**Extrait à lire**
────────
Je me suis inscrite à un atelier, animé par les deux créateurs de ce spectacle, où l'on doit monter, en groupe, un spectacle en quelques séances - puis le jouer. Ce sont deux "vieux de la vieille" du théâtre, des créateurs réputés et reconnus, bardé de récompenses. Plus que jamais, j'ai hâte de vivre cette nouvelle expérience.

Les projets

Je deviens modératrice, pour des rencontres dans un festival littéraire que j'idolâtre : un rêve qui devient réalité.
... Et un défi gigantesque, une pression monstrueuse.

Je le sais depuis déjà quelques temps (et je devais en parler dans un article, mais il fait partie de cette dizaine que je n'ai jamais réussi à finir), mais désormais j'ai mon programme. Ma charge de travail (bénévole, bien sûr) : 5 6 rencontres, avec à chaque fois au moins 4 livres à lire pour la préparer. Soit plus de 20 livres à lire en 1 mois. 
En plus de mon travail.
De mes locations.
Du projet théâtral.
De tout le reste.
Est-ce que c'était judicieux de faire ça maintenant ? Mille fois oui. Je retrouve gout dans le travail, je sais pourquoi je me lève le matin. 
... Pour l'instant du moins. 
Et pourtant, je réalise peu : le choc, en voyant mon nom et ma photo apparaitre sur le site. 
La surprise, devant le magazine de la ville qui me consacre une double page. 
La gêne, lorsqu'il faut répondre à une interview radiophonique. 
La trouille de me planter, de décevoir, de ne pas être à la hauteur... Et pourtant, pour cette mission spécifiquement, je sais que j'en suis capable. Et même, peut-être, que je serai bonne à ça.
Je reste interdite à nouveau en voyant le programme sur internet : "Avec Mademoiselle B.". "Oh putain, c'est moi !"
Lorsque je reçois le programme papier, ou mon nom apparait en rose, les larmes à nouveau.
Tellement, tellement d'émotions.
Ma boite aux lettres déborde d'ouvrages envoyés par les éditeurs, accompagné de petits mots courtois, ou adorables.
 
Je pourrais penser que je suis passé dans une autre dimension - et pourtant, je reste bien ancrée dans mon présent, et je suis juste infiniment reconnaissante, et heureuse que tout mon travail ai pu me conduire à cela. Cette place, je le sais, je ne l'ai pas volé.

Insomnie

Je me tourne et me retourne. Je suis épuisée, et pourtant, impossible de dormir.
Je pense à ma fatigue.
Je pense au fait que j'ai pris dix kilos, et que désormais je fais mon âge - voir plus. On m'a donné quarante ans, il n'y a pas si longtemps. 
Un an en arrière, on m'en donnait 25.
Je pense aux gens qui ont morflé, comme moi et que j'observe quotidiennement. Combien d'entre nous se sont fanés, ces derniers mois ?
Je pense aux raisons pour lesquelles je suis cassée, flétrie.
Non, pas aux raisons : aux personnes.
────────
**Exercice écrit 1**
Répondez à partir de l'extrait :
(a) Qui anime l'atelier auquel l'autrice s'est inscrite ?
(b) Combien de livres au minimum faut-il lire pour préparer chaque rencontre ?
(c) Combien de kilos l'autrice dit-elle avoir pris ?

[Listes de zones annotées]
────────
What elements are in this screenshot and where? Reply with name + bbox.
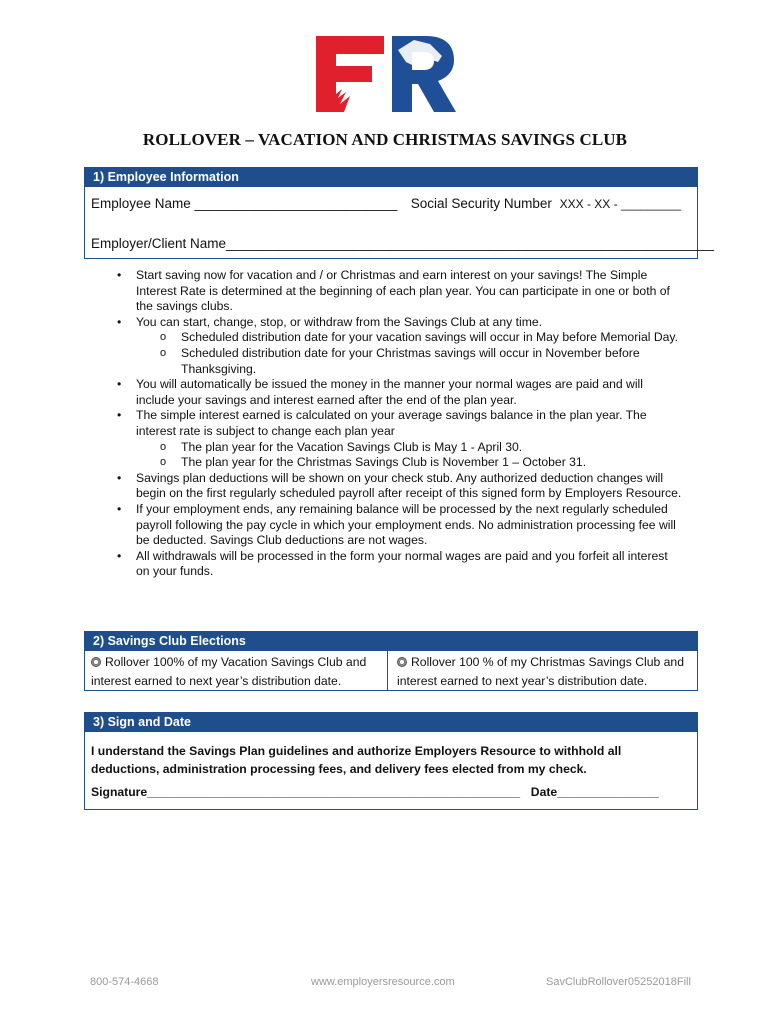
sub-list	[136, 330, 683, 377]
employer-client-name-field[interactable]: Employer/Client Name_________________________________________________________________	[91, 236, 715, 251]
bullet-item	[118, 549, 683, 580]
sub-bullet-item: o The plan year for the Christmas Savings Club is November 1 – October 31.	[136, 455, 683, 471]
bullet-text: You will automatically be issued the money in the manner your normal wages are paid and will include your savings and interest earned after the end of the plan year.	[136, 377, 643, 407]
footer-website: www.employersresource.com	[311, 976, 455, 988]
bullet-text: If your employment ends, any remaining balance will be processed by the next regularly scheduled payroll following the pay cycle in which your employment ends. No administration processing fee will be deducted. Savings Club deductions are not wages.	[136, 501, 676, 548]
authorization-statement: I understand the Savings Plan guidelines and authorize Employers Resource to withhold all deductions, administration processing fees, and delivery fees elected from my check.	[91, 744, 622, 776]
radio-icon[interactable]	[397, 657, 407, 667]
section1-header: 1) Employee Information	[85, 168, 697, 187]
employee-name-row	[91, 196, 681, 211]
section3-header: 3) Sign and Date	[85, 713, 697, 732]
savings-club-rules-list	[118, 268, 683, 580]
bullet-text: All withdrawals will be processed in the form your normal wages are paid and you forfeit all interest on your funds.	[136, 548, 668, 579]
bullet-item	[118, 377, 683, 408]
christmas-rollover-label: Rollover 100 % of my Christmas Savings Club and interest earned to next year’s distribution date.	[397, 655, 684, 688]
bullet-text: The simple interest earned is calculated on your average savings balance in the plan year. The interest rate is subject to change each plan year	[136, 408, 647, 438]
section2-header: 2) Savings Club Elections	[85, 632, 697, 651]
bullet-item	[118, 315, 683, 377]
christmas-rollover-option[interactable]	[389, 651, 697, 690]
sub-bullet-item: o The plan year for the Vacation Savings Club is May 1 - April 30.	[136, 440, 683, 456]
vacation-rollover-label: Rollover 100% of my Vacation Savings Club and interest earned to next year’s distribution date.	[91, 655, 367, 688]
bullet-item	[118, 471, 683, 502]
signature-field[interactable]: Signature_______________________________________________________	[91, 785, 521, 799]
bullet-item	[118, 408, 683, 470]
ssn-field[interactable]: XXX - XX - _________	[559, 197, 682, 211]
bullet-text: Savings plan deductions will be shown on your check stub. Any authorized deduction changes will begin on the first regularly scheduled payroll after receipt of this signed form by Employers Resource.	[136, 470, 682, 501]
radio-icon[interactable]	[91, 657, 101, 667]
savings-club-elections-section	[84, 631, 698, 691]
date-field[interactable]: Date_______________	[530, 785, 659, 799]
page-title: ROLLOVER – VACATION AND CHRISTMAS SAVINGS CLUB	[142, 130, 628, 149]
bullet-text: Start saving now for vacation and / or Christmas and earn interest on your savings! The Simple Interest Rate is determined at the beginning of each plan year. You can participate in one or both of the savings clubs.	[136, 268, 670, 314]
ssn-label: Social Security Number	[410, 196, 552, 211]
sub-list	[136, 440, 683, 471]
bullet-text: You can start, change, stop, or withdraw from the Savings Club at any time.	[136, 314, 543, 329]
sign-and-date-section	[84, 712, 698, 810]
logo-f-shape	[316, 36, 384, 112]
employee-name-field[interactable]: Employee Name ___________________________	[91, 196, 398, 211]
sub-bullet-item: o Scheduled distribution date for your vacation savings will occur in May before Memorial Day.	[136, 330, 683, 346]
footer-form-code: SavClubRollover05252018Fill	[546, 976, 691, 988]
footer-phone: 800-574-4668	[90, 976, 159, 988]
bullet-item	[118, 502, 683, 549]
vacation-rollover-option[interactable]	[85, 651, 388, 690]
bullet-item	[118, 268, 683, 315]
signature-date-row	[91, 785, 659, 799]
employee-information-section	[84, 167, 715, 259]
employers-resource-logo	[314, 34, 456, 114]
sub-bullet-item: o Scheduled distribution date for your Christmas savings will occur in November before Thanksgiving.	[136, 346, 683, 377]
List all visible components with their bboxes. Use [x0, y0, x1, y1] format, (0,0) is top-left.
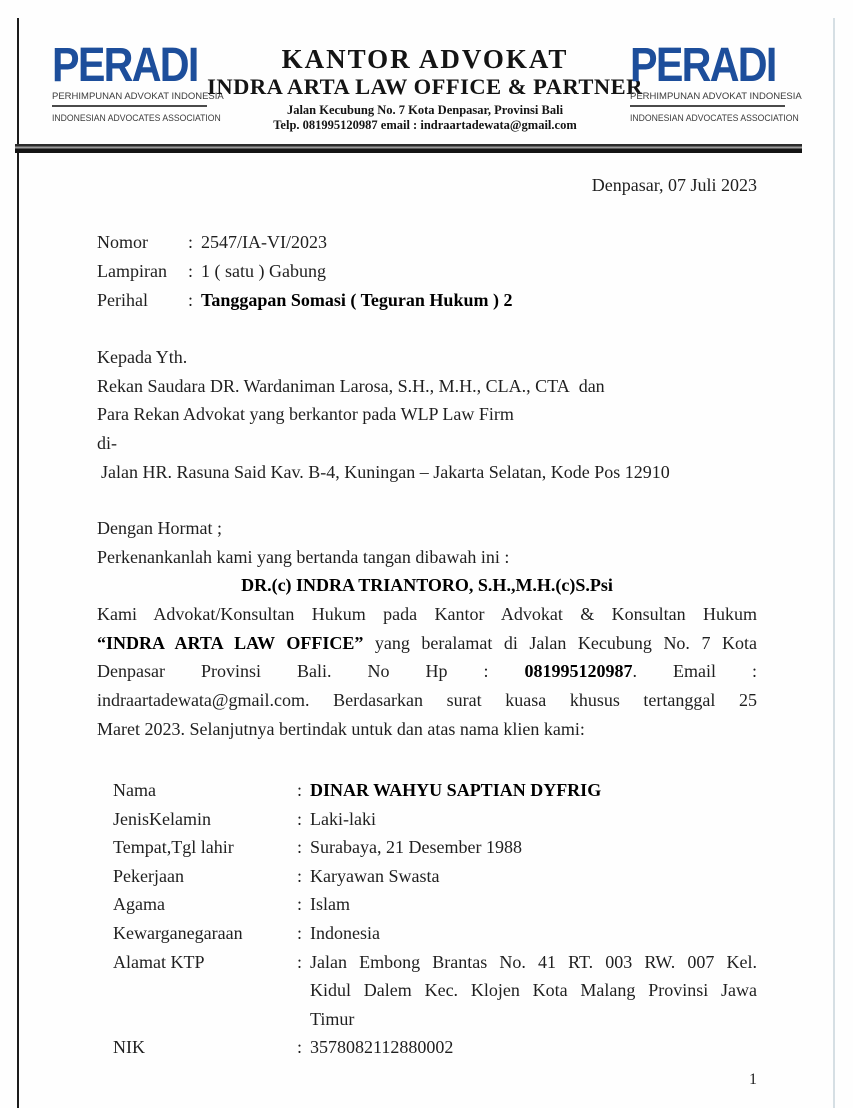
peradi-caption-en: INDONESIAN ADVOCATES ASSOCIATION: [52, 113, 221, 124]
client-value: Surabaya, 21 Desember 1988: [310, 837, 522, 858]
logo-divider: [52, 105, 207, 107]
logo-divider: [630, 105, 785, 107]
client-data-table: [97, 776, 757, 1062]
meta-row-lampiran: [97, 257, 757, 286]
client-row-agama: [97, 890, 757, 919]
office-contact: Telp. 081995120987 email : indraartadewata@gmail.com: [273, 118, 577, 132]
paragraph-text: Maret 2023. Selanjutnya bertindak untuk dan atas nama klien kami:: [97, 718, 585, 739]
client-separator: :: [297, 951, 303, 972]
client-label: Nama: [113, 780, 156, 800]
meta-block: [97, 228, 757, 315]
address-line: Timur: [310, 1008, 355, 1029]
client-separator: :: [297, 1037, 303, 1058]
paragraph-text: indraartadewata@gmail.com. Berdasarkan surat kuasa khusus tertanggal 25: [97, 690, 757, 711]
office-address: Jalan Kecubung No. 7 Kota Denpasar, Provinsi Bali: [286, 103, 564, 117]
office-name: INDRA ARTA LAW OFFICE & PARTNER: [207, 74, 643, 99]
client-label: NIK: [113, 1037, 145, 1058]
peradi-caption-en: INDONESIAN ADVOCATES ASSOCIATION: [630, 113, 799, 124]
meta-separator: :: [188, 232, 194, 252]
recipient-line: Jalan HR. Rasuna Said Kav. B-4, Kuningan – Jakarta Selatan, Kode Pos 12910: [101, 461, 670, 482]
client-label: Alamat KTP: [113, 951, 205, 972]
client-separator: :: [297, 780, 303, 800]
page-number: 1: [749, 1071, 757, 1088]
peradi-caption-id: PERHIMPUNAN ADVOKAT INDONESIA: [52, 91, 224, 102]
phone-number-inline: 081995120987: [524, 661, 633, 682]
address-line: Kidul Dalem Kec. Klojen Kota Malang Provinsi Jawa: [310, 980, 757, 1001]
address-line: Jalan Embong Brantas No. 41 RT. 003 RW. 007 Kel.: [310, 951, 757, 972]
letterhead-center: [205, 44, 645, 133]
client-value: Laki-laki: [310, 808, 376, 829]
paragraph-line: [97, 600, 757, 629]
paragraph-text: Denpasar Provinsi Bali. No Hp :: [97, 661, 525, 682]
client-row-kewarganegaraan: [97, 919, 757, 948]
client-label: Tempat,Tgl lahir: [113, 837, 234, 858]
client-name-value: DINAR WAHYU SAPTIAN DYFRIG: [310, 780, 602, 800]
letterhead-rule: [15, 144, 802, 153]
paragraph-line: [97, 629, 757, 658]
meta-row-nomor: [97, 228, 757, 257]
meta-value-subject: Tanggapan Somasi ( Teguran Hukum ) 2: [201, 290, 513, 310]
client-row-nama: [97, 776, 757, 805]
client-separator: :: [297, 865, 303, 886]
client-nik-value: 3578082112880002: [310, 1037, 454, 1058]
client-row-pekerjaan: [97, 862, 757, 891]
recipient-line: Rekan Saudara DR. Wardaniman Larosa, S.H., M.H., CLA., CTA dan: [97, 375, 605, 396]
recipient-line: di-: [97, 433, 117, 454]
────────
**Exercice écrit 2**
Dans les lignes des données, recopiez tout ce qui va de la ligne contenant « 330, 683, 377] » jusqu'à celle contenant « sub-bullet-item: o The plan year for the Christmas », ces deux lignes comprises.

**Réponse rédigée 1**
(a) Les deux créateurs de ce spectacle.
(b) Au moins 4 livres.
(c) Dix kilos.

**Réponse rédigée 2**
sub-list	[136, 330, 683, 377]
employer-client-name-field[interactable]: Employer/Client Name_________________________________________________________________	[91, 236, 715, 251]
bullet-item	[118, 549, 683, 580]
sub-bullet-item: o The plan year for the Christmas Savings Club is November 1 – October 31.	[136, 455, 683, 471]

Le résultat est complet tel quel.